Repeat exactly each line of the data provided below.

======== Provided records ========

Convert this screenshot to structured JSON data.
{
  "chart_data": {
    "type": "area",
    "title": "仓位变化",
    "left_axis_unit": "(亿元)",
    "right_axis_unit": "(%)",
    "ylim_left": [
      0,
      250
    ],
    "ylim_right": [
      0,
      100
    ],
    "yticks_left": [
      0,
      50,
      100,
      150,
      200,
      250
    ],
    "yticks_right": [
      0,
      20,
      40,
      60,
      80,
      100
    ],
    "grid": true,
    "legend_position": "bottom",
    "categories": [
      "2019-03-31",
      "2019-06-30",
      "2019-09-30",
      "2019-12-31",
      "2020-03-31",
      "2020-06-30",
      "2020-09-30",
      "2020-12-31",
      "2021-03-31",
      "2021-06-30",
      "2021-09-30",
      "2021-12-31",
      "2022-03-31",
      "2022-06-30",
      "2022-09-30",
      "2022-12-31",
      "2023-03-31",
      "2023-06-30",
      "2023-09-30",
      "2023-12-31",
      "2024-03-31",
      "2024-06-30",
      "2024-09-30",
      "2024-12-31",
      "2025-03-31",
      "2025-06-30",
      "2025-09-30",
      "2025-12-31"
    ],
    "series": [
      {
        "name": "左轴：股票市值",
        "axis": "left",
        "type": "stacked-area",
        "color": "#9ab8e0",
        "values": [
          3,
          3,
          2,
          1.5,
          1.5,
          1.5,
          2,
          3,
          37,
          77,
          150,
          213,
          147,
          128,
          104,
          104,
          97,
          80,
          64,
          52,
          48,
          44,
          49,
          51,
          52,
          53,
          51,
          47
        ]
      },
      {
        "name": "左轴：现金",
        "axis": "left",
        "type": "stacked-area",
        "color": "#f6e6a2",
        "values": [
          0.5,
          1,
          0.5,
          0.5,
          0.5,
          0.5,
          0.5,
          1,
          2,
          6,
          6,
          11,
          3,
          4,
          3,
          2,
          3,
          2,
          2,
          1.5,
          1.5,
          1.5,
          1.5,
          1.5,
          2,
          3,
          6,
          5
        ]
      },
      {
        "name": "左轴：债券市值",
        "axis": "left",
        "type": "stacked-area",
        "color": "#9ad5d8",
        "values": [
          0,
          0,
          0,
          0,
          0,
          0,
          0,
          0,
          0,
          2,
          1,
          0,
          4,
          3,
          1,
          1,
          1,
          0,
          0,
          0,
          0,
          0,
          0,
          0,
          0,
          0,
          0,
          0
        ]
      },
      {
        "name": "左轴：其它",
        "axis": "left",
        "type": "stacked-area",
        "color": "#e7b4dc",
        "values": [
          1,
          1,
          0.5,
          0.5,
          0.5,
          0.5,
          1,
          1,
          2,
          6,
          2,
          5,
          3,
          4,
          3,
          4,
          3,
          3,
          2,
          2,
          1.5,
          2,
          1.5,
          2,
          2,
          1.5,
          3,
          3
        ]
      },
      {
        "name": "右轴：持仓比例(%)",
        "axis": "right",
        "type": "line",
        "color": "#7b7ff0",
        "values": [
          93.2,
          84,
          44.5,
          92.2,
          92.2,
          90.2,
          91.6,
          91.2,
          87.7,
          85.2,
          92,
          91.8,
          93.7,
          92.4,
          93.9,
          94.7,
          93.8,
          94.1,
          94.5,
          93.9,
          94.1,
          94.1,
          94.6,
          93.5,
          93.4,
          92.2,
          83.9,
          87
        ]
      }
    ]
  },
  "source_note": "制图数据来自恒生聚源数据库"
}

========

Result —
Convert this screenshot to structured JSON data.
{
  "chart_data": {
    "type": "area",
    "title": "仓位变化",
    "left_axis_unit": "(亿元)",
    "right_axis_unit": "(%)",
    "ylim_left": [
      0,
      250
    ],
    "ylim_right": [
      0,
      100
    ],
    "yticks_left": [
      0,
      50,
      100,
      150,
      200,
      250
    ],
    "yticks_right": [
      0,
      20,
      40,
      60,
      80,
      100
    ],
    "grid": true,
    "legend_position": "bottom",
    "categories": [
      "2019-03-31",
      "2019-06-30",
      "2019-09-30",
      "2019-12-31",
      "2020-03-31",
      "2020-06-30",
      "2020-09-30",
      "2020-12-31",
      "2021-03-31",
      "2021-06-30",
      "2021-09-30",
      "2021-12-31",
      "2022-03-31",
      "2022-06-30",
      "2022-09-30",
      "2022-12-31",
      "2023-03-31",
      "2023-06-30",
      "2023-09-30",
      "2023-12-31",
      "2024-03-31",
      "2024-06-30",
      "2024-09-30",
      "2024-12-31",
      "2025-03-31",
      "2025-06-30",
      "2025-09-30",
      "2025-12-31"
    ],
    "series": [
      {
        "name": "左轴：股票市值",
        "axis": "left",
        "type": "stacked-area",
        "color": "#9ab8e0",
        "values": [
          3,
          3,
          2,
          1.5,
          1.5,
          1.5,
          2,
          3,
          37,
          77,
          150,
          213,
          147,
          128,
          104,
          104,
          97,
          80,
          64,
          52,
          48,
          44,
          49,
          51,
          52,
          53,
          51,
          47
        ]
      },
      {
        "name": "左轴：现金",
        "axis": "left",
        "type": "stacked-area",
        "color": "#f6e6a2",
        "values": [
          0.5,
          1,
          0.5,
          0.5,
          0.5,
          0.5,
          0.5,
          1,
          2,
          6,
          6,
          11,
          3,
          4,
          3,
          2,
          3,
          2,
          2,
          1.5,
          1.5,
          1.5,
          1.5,
          1.5,
          2,
          3,
          6,
          5
        ]
      },
      {
        "name": "左轴：债券市值",
        "axis": "left",
        "type": "stacked-area",
        "color": "#9ad5d8",
        "values": [
          0,
          0,
          0,
          0,
          0,
          0,
          0,
          0,
          0,
          2,
          1,
          0,
          4,
          3,
          1,
          1,
          1,
          0,
          0,
          0,
          0,
          0,
          0,
          0,
          0,
          0,
          0,
          0
        ]
      },
      {
        "name": "左轴：其它",
        "axis": "left",
        "type": "stacked-area",
        "color": "#e7b4dc",
        "values": [
          1,
          1,
          0.5,
          0.5,
          0.5,
          0.5,
          1,
          1,
          2,
          6,
          2,
          5,
          3,
          4,
          3,
          4,
          3,
          3,
          2,
          2,
          1.5,
          2,
          1.5,
          2,
          2,
          1.5,
          3,
          3
        ]
      },
      {
        "name": "右轴：持仓比例(%)",
        "axis": "right",
        "type": "line",
        "color": "#7b7ff0",
        "values": [
          93.2,
          84,
          44.5,
          92.2,
          92.2,
          90.2,
          91.6,
          91.2,
          87.7,
          85.2,
          92,
          91.8,
          93.7,
          92.4,
          93.9,
          94.7,
          93.8,
          94.1,
          94.5,
          93.9,
          94.1,
          94.1,
          94.6,
          93.5,
          93.4,
          92.2,
          83.9,
          87
        ]
      }
    ]
  },
  "source_note": "制图数据来自恒生聚源数据库"
}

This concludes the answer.